● WORK TO BE COMPLETED
From the entries that follow, extract each line holding the string "cósta".

— START OF DATA RECORDS —

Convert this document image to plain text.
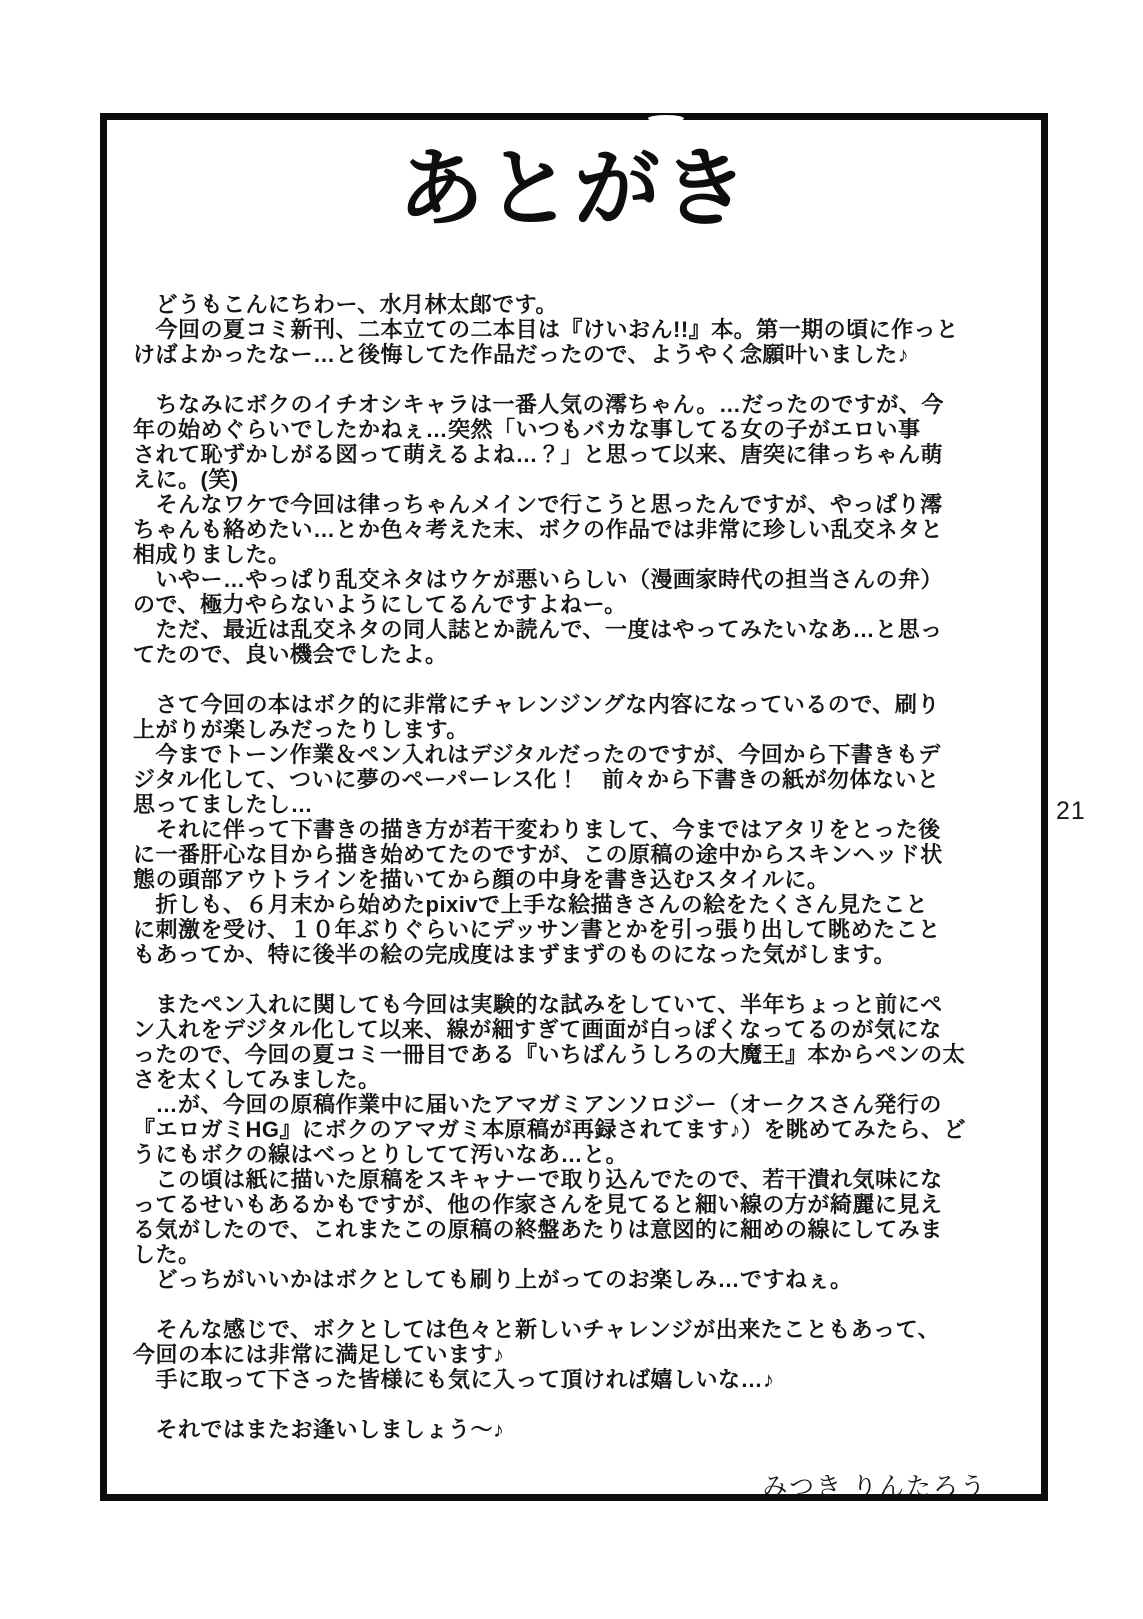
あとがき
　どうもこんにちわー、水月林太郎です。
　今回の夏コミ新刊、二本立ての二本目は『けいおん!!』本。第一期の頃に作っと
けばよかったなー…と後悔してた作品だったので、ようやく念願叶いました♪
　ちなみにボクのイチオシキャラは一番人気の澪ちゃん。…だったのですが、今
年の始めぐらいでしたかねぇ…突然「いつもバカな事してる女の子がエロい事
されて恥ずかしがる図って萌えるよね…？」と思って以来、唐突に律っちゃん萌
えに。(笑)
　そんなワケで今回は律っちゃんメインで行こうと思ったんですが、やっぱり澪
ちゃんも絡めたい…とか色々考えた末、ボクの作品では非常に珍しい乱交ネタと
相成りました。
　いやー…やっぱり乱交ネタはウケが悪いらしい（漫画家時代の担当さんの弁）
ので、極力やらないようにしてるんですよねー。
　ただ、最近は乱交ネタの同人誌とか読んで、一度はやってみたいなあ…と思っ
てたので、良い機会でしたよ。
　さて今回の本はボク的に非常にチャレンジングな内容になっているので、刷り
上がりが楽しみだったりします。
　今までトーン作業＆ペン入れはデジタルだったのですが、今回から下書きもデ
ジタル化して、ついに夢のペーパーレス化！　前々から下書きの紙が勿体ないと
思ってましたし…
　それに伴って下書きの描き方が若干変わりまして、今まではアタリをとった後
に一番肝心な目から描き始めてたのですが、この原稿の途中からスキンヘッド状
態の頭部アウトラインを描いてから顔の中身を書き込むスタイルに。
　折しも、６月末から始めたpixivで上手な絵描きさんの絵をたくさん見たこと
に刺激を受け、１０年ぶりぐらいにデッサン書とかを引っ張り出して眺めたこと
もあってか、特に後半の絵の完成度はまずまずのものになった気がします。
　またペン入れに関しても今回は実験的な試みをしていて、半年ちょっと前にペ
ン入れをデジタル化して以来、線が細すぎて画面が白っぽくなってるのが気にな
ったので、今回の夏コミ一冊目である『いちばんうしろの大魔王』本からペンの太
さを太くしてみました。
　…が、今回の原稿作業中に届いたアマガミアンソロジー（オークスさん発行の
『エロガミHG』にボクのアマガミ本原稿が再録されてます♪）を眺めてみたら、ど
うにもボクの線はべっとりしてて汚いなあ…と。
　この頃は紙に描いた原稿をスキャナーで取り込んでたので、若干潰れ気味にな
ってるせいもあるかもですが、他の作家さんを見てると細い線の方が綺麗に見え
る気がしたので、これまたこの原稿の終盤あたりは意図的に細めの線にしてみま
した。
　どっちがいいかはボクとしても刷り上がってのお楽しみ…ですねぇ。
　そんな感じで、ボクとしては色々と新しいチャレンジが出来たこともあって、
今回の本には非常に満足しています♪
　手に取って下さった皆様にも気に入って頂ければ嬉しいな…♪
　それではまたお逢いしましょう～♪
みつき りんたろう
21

— END OF DATA RECORDS —
— START OF DATA RECORDS —

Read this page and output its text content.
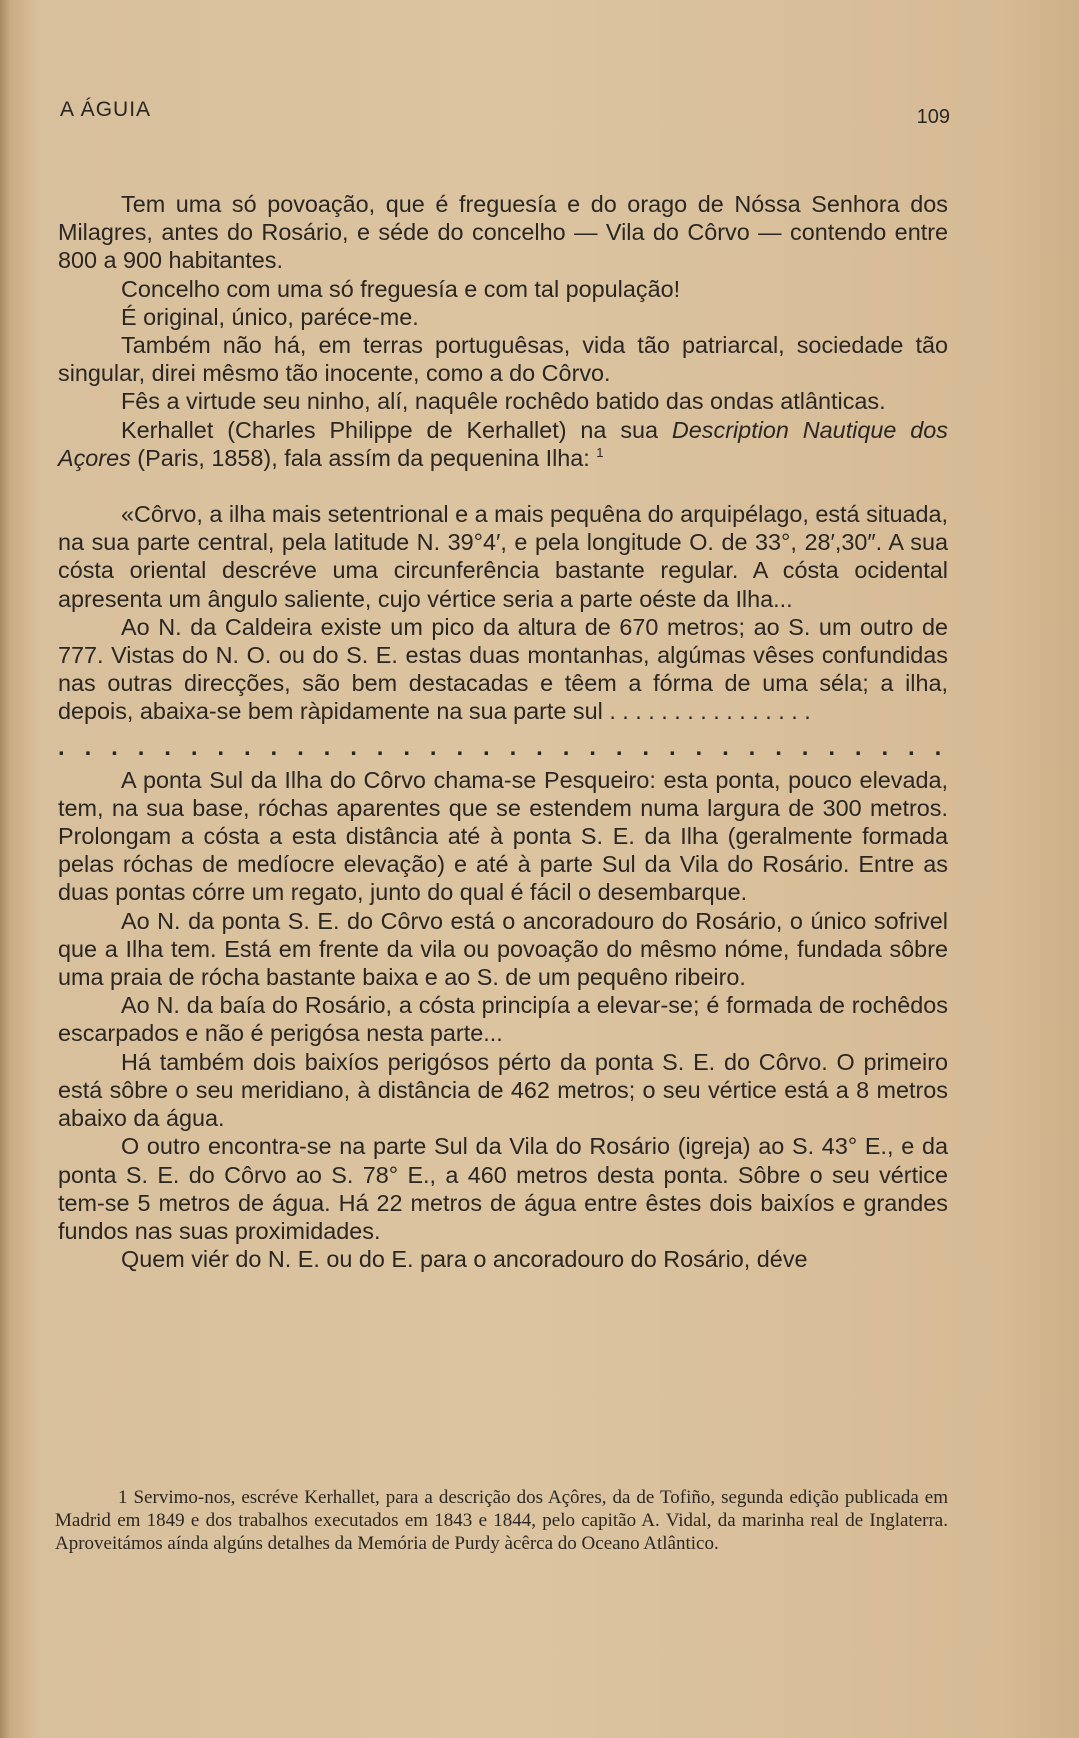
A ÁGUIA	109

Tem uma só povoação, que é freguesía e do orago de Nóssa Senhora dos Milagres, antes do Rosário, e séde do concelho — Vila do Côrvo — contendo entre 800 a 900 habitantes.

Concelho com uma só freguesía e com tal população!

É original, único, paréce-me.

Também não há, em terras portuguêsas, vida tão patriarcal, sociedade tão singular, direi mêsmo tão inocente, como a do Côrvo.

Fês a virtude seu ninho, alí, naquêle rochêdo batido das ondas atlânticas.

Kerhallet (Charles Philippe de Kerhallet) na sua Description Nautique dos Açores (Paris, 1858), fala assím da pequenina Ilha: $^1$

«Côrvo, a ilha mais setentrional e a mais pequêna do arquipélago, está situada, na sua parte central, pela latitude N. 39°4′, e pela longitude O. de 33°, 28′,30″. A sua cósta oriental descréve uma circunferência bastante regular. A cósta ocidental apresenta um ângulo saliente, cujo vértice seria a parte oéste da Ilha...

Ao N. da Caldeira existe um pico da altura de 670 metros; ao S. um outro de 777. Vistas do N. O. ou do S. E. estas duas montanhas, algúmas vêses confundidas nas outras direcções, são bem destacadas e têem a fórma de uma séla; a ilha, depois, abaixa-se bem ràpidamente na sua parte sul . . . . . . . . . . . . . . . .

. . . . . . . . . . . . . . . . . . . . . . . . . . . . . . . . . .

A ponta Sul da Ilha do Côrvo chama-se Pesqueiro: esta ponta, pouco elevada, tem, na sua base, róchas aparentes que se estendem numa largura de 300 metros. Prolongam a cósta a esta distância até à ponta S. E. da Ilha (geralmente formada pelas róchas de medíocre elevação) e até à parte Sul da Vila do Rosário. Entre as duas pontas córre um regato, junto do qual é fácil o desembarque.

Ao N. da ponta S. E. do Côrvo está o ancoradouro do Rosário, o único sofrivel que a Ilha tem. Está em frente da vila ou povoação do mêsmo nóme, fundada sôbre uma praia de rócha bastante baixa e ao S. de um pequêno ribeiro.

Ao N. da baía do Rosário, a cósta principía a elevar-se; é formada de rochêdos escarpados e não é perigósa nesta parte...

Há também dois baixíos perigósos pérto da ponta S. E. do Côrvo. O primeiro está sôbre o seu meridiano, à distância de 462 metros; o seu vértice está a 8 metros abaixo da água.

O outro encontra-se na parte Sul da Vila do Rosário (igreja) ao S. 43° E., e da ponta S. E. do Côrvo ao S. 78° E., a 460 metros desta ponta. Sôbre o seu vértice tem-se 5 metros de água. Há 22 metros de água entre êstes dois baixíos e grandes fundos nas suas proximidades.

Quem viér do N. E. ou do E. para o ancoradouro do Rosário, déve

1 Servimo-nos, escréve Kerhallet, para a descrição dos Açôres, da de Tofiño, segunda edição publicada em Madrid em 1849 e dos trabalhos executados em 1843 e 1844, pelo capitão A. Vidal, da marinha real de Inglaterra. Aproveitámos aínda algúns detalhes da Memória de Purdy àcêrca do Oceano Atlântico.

— END OF DATA RECORDS —
— START OF DATA RECORDS —

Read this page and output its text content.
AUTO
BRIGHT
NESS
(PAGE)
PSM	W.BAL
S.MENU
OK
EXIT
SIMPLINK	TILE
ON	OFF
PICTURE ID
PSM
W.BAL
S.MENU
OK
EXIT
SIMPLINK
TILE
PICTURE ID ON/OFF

— END OF DATA RECORDS —

● RESULT OF THIS TASK
«Côrvo, a ilha mais setentrional e a mais pequêna do arquipélago, está situada, na sua parte central, pela latitude N. 39°4′, e pela longitude O. de 33°, 28′,30″. A sua cósta oriental descréve uma circunferência bastante regular. A cósta ocidental apresenta um ângulo saliente, cujo vértice seria a parte oéste da Ilha...
A ponta Sul da Ilha do Côrvo chama-se Pesqueiro: esta ponta, pouco elevada, tem, na sua base, róchas aparentes que se estendem numa largura de 300 metros. Prolongam a cósta a esta distância até à ponta S. E. da Ilha (geralmente formada pelas róchas de medíocre elevação) e até à parte Sul da Vila do Rosário. Entre as duas pontas córre um regato, junto do qual é fácil o desembarque.
Ao N. da baía do Rosário, a cósta principía a elevar-se; é formada de rochêdos escarpados e não é perigósa nesta parte...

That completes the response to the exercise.